## BRIEF
Find how many lines in the material hold the word "constituem", then state that number and nothing more.

(Data entries)
◇ ◇ ◇ ◇ ◇ ◇ ◇

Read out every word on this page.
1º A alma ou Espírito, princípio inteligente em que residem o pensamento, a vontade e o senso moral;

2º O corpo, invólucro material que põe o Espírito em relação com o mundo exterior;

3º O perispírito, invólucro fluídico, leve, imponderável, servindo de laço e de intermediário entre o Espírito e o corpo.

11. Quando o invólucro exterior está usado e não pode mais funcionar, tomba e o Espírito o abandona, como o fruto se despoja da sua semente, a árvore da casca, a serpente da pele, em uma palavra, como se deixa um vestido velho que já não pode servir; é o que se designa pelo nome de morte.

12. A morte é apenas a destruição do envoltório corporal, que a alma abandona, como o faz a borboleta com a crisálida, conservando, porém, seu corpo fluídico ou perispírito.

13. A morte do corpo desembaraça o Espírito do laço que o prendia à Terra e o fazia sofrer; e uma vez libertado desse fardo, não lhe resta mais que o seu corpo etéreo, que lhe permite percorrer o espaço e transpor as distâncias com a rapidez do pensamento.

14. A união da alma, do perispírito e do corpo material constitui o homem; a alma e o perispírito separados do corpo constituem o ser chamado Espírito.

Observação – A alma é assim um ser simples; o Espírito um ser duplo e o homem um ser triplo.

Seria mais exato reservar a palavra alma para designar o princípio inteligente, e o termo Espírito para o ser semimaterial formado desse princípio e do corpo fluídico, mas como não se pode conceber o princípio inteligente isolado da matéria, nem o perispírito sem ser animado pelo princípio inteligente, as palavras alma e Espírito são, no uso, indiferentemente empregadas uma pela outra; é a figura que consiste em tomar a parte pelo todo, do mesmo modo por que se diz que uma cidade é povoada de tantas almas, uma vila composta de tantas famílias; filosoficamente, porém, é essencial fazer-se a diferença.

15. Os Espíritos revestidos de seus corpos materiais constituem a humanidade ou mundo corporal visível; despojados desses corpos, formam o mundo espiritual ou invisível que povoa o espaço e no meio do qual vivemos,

◇ ◇ ◇ ◇ ◇ ◇ ◇

## THE SOLUTION
2